• [GOAL OF THE EXERCISE]
Report every line below that holds the word "color".
>> BEGIN TASK INPUTS
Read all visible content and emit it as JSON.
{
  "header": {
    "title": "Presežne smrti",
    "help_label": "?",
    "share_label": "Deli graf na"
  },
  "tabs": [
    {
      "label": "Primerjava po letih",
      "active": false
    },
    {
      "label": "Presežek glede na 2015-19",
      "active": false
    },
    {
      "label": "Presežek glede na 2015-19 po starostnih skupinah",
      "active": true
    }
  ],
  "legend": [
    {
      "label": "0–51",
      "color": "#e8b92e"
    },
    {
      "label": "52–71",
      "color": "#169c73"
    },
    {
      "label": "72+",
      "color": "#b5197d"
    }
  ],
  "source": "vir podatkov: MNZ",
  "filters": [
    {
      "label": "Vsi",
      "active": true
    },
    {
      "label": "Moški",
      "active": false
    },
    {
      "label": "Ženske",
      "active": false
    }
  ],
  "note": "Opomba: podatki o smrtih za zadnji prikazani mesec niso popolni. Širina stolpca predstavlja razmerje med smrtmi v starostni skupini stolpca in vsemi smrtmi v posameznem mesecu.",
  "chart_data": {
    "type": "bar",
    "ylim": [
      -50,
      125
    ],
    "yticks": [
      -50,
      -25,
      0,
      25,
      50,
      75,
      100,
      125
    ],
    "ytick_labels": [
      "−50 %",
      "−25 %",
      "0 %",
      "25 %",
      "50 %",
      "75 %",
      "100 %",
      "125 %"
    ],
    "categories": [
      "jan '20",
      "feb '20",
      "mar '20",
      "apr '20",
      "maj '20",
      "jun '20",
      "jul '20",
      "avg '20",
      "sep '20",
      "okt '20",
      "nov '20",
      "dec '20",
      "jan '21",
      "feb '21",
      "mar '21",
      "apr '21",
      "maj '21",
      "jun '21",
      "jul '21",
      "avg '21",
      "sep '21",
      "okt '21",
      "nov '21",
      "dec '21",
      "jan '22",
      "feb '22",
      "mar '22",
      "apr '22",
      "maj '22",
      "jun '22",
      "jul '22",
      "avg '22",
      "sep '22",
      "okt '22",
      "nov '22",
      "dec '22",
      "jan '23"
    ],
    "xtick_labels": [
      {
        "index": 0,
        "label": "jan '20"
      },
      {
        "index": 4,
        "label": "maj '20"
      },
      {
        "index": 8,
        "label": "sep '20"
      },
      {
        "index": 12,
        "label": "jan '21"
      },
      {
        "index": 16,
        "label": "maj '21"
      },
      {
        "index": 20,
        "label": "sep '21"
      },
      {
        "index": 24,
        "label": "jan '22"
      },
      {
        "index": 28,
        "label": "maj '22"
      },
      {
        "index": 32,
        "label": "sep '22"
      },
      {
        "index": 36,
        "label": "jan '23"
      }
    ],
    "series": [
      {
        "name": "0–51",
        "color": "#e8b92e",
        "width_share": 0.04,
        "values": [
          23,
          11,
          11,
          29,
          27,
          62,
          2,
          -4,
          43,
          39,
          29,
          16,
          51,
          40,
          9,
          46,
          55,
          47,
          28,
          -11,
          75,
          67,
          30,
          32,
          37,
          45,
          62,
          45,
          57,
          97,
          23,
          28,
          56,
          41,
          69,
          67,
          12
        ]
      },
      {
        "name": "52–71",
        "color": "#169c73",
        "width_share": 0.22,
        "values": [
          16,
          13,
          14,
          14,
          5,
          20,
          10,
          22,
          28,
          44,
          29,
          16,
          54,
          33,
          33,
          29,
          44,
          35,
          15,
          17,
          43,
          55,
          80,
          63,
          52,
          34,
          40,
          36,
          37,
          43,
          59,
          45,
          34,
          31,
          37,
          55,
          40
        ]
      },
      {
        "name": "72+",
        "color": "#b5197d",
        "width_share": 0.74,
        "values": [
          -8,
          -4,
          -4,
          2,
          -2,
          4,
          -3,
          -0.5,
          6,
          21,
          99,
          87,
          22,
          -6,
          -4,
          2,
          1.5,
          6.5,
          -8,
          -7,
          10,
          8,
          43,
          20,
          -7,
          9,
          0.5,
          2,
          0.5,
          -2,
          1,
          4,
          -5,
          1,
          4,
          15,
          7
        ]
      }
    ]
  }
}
>> END TASK INPUTS
• [WRITTEN ANSWER]
      "color": "#e8b92e"
      "color": "#169c73"
      "color": "#b5197d"
        "color": "#e8b92e",
        "color": "#169c73",
        "color": "#b5197d",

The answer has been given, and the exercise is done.